**Stated task**:
In the following material, identify every line holding the string "Detections" and return it.
## begin Source records
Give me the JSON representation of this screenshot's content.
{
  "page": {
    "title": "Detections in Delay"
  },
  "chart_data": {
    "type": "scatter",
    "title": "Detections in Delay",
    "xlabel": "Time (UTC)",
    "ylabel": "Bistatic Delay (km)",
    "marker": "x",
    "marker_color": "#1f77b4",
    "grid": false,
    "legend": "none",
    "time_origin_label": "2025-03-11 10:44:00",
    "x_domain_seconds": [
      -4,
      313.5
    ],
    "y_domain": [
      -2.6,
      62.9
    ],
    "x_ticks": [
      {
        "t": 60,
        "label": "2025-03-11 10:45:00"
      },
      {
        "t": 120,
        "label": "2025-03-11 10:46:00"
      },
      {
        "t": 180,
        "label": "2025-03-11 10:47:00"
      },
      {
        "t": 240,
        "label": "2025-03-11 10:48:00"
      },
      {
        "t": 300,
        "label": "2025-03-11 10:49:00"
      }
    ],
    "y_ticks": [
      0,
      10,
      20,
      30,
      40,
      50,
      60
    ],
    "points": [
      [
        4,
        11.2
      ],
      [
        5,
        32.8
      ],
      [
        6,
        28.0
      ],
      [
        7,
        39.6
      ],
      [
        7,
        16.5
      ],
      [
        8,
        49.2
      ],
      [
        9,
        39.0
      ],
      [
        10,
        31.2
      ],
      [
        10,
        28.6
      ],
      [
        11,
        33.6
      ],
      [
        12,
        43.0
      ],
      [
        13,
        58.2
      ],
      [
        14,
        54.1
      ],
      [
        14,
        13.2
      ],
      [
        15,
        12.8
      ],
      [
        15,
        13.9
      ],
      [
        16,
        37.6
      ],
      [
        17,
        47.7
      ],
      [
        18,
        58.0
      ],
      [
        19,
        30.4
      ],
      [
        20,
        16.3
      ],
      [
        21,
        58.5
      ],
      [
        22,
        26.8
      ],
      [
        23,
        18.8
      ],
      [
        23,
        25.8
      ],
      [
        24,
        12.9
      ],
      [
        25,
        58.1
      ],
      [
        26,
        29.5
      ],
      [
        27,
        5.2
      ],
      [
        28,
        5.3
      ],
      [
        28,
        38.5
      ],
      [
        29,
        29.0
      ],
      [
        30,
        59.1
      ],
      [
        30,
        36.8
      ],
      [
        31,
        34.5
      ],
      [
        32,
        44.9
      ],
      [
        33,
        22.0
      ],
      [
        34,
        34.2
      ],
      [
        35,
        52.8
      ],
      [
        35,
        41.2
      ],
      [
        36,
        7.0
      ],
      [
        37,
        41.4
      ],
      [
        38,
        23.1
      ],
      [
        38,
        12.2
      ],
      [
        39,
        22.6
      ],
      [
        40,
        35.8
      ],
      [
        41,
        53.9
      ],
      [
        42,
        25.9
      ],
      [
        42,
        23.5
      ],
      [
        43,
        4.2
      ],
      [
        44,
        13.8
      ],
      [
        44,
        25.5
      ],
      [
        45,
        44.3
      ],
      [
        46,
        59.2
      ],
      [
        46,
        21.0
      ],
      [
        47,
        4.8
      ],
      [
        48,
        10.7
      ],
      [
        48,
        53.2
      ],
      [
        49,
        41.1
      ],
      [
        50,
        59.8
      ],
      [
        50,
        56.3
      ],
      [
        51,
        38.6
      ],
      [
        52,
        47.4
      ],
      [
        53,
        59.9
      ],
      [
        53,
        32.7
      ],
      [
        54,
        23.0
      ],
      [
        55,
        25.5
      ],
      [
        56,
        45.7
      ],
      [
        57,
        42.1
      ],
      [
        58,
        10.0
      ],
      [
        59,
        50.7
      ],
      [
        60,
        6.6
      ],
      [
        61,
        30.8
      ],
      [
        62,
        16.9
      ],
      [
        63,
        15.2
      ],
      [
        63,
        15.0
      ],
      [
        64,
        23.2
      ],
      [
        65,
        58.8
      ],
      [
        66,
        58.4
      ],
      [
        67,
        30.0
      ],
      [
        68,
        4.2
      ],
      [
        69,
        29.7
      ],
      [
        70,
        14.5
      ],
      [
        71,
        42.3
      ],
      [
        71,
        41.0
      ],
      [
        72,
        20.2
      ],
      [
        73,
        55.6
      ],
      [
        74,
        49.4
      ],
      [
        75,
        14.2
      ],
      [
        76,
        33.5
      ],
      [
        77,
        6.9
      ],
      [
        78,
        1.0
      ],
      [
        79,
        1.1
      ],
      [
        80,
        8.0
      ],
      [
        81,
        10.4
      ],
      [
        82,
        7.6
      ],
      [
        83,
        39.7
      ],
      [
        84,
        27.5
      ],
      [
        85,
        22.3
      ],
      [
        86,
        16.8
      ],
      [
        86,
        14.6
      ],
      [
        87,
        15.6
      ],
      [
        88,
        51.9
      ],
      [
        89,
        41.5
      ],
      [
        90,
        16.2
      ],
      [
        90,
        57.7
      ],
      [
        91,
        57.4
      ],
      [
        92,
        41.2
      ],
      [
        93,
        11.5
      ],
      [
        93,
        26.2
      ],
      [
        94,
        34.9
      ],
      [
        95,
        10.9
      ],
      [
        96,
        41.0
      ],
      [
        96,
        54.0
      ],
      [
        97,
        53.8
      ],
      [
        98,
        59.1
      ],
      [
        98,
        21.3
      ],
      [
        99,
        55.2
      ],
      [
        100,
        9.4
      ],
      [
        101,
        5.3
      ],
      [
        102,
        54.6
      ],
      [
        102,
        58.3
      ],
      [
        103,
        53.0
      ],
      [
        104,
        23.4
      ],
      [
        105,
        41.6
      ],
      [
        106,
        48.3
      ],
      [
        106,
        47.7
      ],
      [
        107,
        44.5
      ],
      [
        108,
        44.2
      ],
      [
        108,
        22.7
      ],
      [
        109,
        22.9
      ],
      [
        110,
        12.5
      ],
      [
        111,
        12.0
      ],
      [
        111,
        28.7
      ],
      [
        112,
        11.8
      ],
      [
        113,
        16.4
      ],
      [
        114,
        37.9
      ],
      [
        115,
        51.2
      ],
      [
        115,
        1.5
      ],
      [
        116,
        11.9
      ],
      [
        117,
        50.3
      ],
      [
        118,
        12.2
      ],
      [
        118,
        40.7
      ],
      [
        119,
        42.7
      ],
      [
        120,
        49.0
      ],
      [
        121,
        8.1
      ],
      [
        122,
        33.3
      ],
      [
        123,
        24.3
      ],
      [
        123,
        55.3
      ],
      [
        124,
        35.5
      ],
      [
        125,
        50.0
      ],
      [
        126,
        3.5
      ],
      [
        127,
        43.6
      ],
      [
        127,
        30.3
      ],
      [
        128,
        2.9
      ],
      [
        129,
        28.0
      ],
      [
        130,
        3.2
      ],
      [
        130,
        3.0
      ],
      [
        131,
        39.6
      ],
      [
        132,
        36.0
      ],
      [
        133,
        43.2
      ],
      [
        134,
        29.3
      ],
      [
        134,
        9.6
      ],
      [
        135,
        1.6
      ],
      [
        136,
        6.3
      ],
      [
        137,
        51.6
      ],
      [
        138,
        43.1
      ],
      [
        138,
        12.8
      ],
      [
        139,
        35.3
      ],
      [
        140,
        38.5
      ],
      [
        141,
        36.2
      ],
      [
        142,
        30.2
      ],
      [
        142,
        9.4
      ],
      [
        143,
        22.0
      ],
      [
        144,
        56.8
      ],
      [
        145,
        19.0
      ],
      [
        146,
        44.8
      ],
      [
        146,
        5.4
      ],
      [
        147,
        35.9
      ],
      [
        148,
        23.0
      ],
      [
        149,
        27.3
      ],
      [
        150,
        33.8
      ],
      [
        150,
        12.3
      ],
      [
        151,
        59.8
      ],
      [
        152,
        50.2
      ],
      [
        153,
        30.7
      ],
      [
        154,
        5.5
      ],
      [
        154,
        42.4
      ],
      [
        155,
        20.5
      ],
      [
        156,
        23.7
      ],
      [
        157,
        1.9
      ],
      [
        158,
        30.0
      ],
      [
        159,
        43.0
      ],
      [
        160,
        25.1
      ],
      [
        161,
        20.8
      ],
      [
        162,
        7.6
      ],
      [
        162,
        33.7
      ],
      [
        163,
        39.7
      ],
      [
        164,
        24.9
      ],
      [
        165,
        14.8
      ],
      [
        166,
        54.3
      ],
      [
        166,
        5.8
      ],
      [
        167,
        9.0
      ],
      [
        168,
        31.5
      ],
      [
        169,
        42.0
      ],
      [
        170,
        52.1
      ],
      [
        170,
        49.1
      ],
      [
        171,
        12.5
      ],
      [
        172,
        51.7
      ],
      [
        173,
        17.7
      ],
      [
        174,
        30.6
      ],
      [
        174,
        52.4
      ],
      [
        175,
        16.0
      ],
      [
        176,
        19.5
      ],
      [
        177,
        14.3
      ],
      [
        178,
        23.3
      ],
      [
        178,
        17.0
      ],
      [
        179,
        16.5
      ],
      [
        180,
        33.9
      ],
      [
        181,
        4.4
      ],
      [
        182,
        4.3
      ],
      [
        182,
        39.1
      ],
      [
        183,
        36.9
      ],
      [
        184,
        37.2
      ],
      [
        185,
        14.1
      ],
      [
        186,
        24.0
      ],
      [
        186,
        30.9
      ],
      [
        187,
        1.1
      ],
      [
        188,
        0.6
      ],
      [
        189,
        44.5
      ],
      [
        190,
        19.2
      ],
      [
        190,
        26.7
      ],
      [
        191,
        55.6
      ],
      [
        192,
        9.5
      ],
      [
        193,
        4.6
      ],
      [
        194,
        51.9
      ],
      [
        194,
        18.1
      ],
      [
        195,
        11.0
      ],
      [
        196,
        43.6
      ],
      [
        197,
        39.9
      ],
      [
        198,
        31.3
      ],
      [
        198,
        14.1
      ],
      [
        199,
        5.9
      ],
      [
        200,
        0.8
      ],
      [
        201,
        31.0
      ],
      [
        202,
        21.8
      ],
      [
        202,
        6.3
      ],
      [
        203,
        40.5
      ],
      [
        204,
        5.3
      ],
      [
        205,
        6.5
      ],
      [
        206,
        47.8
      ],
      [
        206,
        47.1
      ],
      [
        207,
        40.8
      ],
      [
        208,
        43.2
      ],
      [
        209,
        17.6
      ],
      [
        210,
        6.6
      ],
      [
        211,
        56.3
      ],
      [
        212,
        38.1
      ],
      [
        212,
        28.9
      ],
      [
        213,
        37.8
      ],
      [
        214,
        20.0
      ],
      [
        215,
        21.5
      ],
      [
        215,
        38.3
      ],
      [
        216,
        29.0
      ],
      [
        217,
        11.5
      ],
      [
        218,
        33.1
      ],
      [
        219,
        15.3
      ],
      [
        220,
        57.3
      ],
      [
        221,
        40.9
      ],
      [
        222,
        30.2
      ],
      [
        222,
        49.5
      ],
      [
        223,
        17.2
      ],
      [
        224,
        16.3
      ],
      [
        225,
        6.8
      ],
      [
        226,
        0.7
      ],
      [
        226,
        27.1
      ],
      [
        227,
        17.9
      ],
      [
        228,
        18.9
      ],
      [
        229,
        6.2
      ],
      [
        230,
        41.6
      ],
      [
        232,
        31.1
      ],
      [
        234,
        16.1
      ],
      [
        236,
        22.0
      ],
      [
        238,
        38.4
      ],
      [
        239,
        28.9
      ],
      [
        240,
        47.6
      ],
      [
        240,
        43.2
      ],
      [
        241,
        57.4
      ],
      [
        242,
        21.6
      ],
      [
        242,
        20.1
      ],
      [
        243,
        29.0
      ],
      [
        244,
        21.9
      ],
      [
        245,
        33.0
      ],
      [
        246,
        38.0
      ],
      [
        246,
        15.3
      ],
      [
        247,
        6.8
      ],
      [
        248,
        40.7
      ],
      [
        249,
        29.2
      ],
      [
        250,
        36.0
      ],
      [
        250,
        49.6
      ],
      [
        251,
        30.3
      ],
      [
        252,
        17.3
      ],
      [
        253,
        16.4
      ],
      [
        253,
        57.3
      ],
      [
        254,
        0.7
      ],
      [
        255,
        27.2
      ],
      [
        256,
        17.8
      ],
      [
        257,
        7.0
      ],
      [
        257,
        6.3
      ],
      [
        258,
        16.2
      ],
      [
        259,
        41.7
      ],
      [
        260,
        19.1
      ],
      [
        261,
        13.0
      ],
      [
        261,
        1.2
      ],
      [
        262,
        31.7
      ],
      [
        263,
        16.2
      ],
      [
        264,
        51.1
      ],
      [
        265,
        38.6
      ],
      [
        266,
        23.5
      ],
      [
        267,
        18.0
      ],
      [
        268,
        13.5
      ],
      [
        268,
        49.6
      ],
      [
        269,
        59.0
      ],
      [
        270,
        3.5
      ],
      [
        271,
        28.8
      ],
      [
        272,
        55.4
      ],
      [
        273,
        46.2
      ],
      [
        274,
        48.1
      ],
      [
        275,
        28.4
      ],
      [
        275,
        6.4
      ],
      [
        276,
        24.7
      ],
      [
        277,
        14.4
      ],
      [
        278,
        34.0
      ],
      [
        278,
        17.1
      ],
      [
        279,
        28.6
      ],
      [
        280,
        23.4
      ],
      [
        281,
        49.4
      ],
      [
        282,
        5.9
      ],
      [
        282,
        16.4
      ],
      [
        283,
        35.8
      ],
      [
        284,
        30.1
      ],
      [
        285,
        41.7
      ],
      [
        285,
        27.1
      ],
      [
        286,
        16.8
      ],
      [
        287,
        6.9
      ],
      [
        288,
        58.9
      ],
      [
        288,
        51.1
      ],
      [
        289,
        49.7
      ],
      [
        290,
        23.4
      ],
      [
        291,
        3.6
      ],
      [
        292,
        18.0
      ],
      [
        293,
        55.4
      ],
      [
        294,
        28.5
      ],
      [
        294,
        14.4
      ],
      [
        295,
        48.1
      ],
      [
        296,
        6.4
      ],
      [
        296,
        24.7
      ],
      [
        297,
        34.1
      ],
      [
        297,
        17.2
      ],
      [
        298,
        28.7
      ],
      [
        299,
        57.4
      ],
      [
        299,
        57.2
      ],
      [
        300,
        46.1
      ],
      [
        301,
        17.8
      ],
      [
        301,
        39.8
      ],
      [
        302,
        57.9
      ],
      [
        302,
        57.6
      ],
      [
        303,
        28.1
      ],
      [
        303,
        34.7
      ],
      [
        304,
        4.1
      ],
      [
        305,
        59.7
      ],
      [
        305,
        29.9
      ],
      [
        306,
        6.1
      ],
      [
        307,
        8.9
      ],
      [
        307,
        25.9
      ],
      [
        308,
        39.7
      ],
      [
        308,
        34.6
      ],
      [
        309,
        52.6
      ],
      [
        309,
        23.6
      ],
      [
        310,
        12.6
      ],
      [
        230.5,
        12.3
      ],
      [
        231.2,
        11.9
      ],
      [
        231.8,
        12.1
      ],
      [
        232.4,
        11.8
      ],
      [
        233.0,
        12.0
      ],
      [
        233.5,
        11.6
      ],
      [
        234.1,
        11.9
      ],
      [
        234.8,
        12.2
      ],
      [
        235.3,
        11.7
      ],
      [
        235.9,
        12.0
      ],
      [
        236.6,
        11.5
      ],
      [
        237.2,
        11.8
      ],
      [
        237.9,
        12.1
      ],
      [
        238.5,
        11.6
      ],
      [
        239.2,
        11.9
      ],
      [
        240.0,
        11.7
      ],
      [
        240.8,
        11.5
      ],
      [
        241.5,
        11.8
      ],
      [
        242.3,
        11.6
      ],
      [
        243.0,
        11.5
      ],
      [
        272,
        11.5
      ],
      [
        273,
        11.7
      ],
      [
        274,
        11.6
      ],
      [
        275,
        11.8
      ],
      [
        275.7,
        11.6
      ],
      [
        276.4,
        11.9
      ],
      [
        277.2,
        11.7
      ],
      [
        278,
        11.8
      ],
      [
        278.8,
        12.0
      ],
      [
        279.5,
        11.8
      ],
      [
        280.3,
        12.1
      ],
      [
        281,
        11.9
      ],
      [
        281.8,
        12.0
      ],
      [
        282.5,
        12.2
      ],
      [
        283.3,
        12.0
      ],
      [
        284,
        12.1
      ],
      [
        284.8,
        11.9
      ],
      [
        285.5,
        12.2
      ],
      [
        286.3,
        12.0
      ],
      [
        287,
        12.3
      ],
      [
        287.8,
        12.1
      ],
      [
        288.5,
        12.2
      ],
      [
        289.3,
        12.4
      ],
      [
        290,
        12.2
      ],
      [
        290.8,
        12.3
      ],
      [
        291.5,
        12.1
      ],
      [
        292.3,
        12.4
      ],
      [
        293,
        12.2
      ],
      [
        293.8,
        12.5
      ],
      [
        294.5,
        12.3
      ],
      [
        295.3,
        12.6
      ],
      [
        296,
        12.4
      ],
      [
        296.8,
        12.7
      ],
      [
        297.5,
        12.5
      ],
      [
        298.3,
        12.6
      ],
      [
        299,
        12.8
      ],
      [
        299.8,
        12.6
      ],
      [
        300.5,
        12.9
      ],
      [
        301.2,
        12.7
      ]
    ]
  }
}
## end Source records
**Solution**:
    "title": "Detections in Delay"
    "title": "Detections in Delay",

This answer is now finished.